WHAT IS EXPECTED: Please tally the lines below that contain the word "Cliente" and reply with the total alone.

[Excerpts from an interface dataset]
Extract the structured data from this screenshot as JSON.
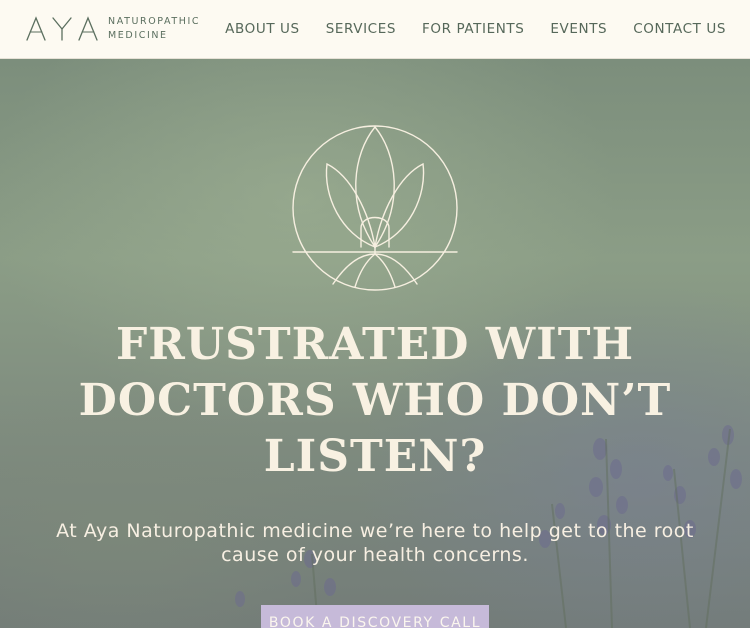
{
  "brand": {
    "mark": "AYA",
    "line1": "NATUROPATHIC",
    "line2": "MEDICINE"
  },
  "nav": {
    "items": [
      "ABOUT US",
      "SERVICES",
      "FOR PATIENTS",
      "EVENTS",
      "CONTACT US"
    ]
  },
  "hero": {
    "headline": "FRUSTRATED WITH DOCTORS WHO DON’T LISTEN?",
    "subtext": "At Aya Naturopathic medicine we’re here to help get to the root cause of your health concerns.",
    "cta_label": "BOOK A DISCOVERY CALL"
  },
  "colors": {
    "header_bg": "#fdfaf2",
    "nav_text": "#56685a",
    "hero_text": "#f8f1e2",
    "cta_bg": "#c6bad9"
  },
  "icons": [
    "aya-logo-icon",
    "lotus-emblem-icon"
  ]
}
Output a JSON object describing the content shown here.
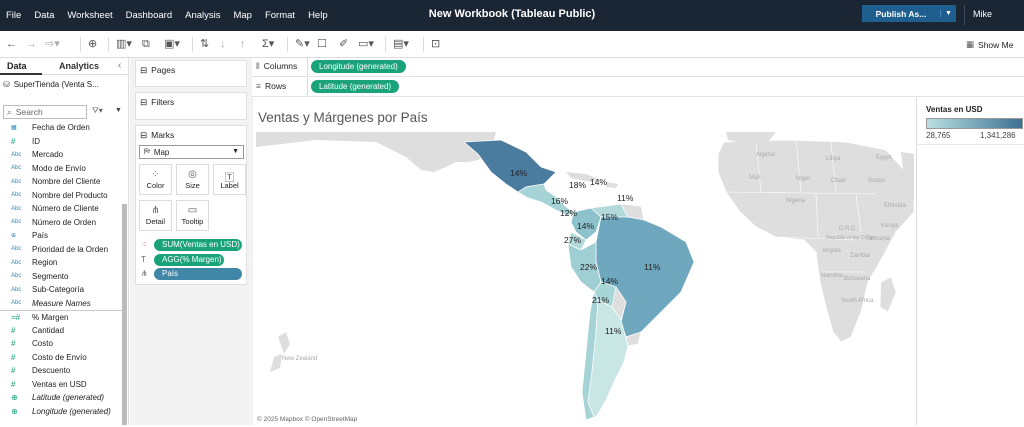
{
  "menubar": {
    "items": [
      "File",
      "Data",
      "Worksheet",
      "Dashboard",
      "Analysis",
      "Map",
      "Format",
      "Help"
    ],
    "title": "New Workbook (Tableau Public)",
    "publish_label": "Publish As...",
    "user": "Mike"
  },
  "toolbar": {
    "show_me_label": "Show Me",
    "icons": [
      "undo-icon",
      "redo-icon",
      "redo-dropdown-icon",
      "new-datasource-icon",
      "new-worksheet-icon",
      "duplicate-icon",
      "clear-icon",
      "swap-icon",
      "sort-ascending-icon",
      "sort-descending-icon",
      "sum-icon",
      "highlight-icon",
      "labels-icon",
      "annotate-icon",
      "fix-axes-icon",
      "fit-icon",
      "presentation-icon"
    ]
  },
  "left_panel": {
    "tab_data": "Data",
    "tab_analytics": "Analytics",
    "datasource": "SuperTienda (Venta S...",
    "search_placeholder": "Search",
    "fields": [
      {
        "name": "Fecha de Orden",
        "type": "date"
      },
      {
        "name": "ID",
        "type": "num"
      },
      {
        "name": "Mercado",
        "type": "abc"
      },
      {
        "name": "Modo de Envío",
        "type": "abc"
      },
      {
        "name": "Nombre del Cliente",
        "type": "abc"
      },
      {
        "name": "Nombre del Producto",
        "type": "abc"
      },
      {
        "name": "Número de Cliente",
        "type": "abc"
      },
      {
        "name": "Número de Orden",
        "type": "abc"
      },
      {
        "name": "País",
        "type": "geo"
      },
      {
        "name": "Prioridad de la Orden",
        "type": "abc"
      },
      {
        "name": "Region",
        "type": "abc"
      },
      {
        "name": "Segmento",
        "type": "abc"
      },
      {
        "name": "Sub-Categoría",
        "type": "abc"
      },
      {
        "name": "Measure Names",
        "type": "abc",
        "italic": true
      },
      {
        "name": "% Margen",
        "type": "calc",
        "sep": true
      },
      {
        "name": "Cantidad",
        "type": "num"
      },
      {
        "name": "Costo",
        "type": "num"
      },
      {
        "name": "Costo de Envío",
        "type": "num"
      },
      {
        "name": "Descuento",
        "type": "num"
      },
      {
        "name": "Ventas en USD",
        "type": "num"
      },
      {
        "name": "Latitude (generated)",
        "type": "geo",
        "italic": true
      },
      {
        "name": "Longitude (generated)",
        "type": "geo",
        "italic": true
      }
    ]
  },
  "cards": {
    "pages": "Pages",
    "filters": "Filters",
    "marks": "Marks",
    "mark_type": "Map",
    "buttons": [
      "Color",
      "Size",
      "Label",
      "Detail",
      "Tooltip"
    ],
    "pills": [
      "SUM(Ventas en USD)",
      "AGG(% Margen)",
      "País"
    ]
  },
  "shelves": {
    "columns_label": "Columns",
    "columns_pill": "Longitude (generated)",
    "rows_label": "Rows",
    "rows_pill": "Latitude (generated)"
  },
  "view": {
    "title": "Ventas y Márgenes por País",
    "copyright": "© 2025 Mapbox © OpenStreetMap",
    "country_labels": [
      "Algeria",
      "Libya",
      "Egypt",
      "Mali",
      "Niger",
      "Chad",
      "Sudan",
      "Nigeria",
      "Ethiopia",
      "Kenya",
      "D.R.C.",
      "Tanzania",
      "Angola",
      "Zambia",
      "Namibia",
      "Botswana",
      "Republic of the Congo",
      "South Africa",
      "New Zealand"
    ],
    "margin_labels": [
      "14%",
      "18%",
      "14%",
      "16%",
      "12%",
      "11%",
      "14%",
      "15%",
      "27%",
      "22%",
      "14%",
      "11%",
      "21%",
      "11%"
    ]
  },
  "legend": {
    "title": "Ventas en USD",
    "min": "28,765",
    "max": "1,341,286",
    "color_low": "#b9e0e1",
    "color_high": "#3d6f92"
  }
}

EXERCISE OUTPUT: 2